> EXERCISES:
• A. Answer these questions using the case example about the wind energy carve-out deal.
(i) In what year did the wind energy company file for insolvency?
(ii) How long did BCG take to deliver the carve-out concept?
(iii) Which two kinds of processes are singled out as especially critical?
• B. Copy the wind energy case example word for word, from "Using its deep" up to and including "disentangling networked systems.".
• C. Write the next part of the case example about the wind energy carve-out deal, picking up after its final sentence.

--- EXTRACTED TEXT ---

Overcoming Headwinds to Close a Deal: A Case Example

Facing severe market conditions, a major European wind energy company filed for insolvency in 2019. The company had both manufacturing and service components, but it could not find any bidders for the whole business. The onshore service business attracted several substantial bids, but after the lead bidder nearly dropped out, the company engaged BCG to keep this distressed carve-out deal on track.

Using its deep knowledge of the wind energy industry and working closely with the client, BCG delivered a comprehensive carve-out concept within three weeks. The concept featured a carve-out perimeter designed to minimize both process duration and complexity. For instance, it included full IT functionality to ensure business continuity on day one after the completion of the deal, and to avoid any of the delays involved in disentangling networked systems.

The deal also provided full overhead in terms of finance, human resources, legal, and R&D functionality so that the buyer could continue running the business as a standalone entity without committing to any particular integration path. To make it easy for the bidder to perform due diligence, the carve-out concept included comprehensive data packs on employees, facilities, contracts, and other key assets. The concept also contained a restructuring plan that provided the bidder with guidance and suggestions on how to restructure and run the carve-out business after day one.

BCG helped with the successful execution of the deal by creating an activist project management office to support a variety of transition groups on topics such as employee staffing, organizational design, financial reporting, the transfer of physical assets, the functionality of critical processes (especially order-to-cash and procure-to-pay processes), the availability of critical IT systems, and the transfer of all critical supply chain contracts and materials.

--- MATERIAL SUPPLIED ---

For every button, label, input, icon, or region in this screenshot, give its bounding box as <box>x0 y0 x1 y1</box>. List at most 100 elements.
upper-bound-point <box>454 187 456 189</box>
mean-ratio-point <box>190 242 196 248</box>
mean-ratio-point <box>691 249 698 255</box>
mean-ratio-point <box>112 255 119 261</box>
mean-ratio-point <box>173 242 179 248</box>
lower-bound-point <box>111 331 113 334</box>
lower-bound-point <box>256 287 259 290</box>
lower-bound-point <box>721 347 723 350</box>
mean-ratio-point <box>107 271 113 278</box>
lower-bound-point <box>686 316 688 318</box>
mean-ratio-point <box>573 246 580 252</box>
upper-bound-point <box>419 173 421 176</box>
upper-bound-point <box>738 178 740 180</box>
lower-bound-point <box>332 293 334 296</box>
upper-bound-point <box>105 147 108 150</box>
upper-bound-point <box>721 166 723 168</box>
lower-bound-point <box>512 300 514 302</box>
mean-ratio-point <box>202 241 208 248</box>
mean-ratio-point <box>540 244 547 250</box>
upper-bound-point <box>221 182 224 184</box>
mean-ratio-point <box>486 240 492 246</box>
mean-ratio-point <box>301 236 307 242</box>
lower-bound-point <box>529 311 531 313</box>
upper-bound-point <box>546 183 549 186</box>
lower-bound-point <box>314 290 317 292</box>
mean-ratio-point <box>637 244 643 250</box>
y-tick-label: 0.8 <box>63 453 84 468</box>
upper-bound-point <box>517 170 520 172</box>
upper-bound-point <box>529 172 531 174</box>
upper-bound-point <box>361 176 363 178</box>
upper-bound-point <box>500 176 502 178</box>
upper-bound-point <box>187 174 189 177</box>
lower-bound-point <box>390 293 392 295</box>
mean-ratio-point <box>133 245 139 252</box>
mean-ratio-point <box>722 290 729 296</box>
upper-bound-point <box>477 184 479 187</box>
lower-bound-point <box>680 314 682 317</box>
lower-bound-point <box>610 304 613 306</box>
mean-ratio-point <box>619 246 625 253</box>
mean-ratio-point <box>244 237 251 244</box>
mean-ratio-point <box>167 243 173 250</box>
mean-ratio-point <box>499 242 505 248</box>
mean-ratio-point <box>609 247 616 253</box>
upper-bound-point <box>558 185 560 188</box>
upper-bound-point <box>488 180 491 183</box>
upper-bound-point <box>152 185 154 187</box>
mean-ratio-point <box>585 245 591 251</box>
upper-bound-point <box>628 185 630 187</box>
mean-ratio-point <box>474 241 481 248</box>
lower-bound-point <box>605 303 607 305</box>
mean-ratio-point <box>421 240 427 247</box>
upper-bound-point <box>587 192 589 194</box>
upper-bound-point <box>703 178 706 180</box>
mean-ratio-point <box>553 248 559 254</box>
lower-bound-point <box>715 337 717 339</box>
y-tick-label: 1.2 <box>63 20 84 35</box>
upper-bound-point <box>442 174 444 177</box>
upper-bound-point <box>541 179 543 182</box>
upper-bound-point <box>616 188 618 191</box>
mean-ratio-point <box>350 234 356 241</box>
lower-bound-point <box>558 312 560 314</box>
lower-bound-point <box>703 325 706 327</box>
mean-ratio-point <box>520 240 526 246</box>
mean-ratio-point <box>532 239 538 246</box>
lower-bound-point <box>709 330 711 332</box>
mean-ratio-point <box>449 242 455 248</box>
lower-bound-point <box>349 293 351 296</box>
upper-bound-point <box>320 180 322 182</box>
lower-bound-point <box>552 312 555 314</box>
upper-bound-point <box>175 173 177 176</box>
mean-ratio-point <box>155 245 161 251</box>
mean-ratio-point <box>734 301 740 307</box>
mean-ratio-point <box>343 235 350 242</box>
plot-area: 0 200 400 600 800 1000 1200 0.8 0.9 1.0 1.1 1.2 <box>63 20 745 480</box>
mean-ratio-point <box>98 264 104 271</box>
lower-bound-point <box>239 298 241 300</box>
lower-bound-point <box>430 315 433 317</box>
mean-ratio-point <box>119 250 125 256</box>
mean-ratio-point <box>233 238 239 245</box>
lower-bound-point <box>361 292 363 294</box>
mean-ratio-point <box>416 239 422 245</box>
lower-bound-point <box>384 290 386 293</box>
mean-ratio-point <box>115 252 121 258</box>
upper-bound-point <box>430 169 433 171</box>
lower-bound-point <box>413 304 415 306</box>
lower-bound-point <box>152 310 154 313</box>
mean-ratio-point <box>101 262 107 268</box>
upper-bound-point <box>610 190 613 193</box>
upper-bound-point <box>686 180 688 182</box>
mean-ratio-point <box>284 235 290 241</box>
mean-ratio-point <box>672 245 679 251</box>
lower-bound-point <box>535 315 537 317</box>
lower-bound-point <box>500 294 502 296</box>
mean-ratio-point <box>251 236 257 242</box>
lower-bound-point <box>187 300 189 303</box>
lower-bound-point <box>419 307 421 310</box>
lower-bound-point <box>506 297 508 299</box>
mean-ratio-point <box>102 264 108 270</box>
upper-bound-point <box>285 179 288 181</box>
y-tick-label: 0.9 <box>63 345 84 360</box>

---

> YOUR RESPONSES:
• A.
(i) 2019
(ii) Three weeks
(iii) Order-to-cash and procure-to-pay processes

• B.
Using its deep knowledge of the wind energy industry and working closely with the client, BCG delivered a comprehensive carve-out concept within three weeks. The concept featured a carve-out perimeter designed to minimize both process duration and complexity. For instance, it included full IT functionality to ensure business continuity on day one after the completion of the deal, and to avoid any of the delays involved in disentangling networked systems.

• C.
Following a tremendous effort by the client’s organization and project team, and with BCG’s support, the client successfully closed the deal at a favorable valuation and faster than usual. The deal also benefited the client’s creditors and ensured a safe landing place for more than half of its employees.

Five Keys to Success

Companies can boost their chances of successfully carving out a part of their business and closing a deal by following these guidelines:

  • Start early. Carve-outs can take more than a year to complete. Although BCG’s fast-track approach for distressed carve-outs can shorten the process time by about 40%, getting started early ensures that companies have as much time as possible to develop the carve-out plan, create a compelling equity story, attract a broad universe of bidders, and make them comfortable by allowing them to perform sufficient due diligence.
  • Keep it simple. By carefully tailoring the scope of the carve-out and structuring the transaction, companies can simplify and accelerate the carve-out process. The simplest approach typically combines lift-and-shift with share deals.
  • Stay nimble. Implement short feedback loops and empower the carve-out project organization to deal with any unexpected issues that pop up.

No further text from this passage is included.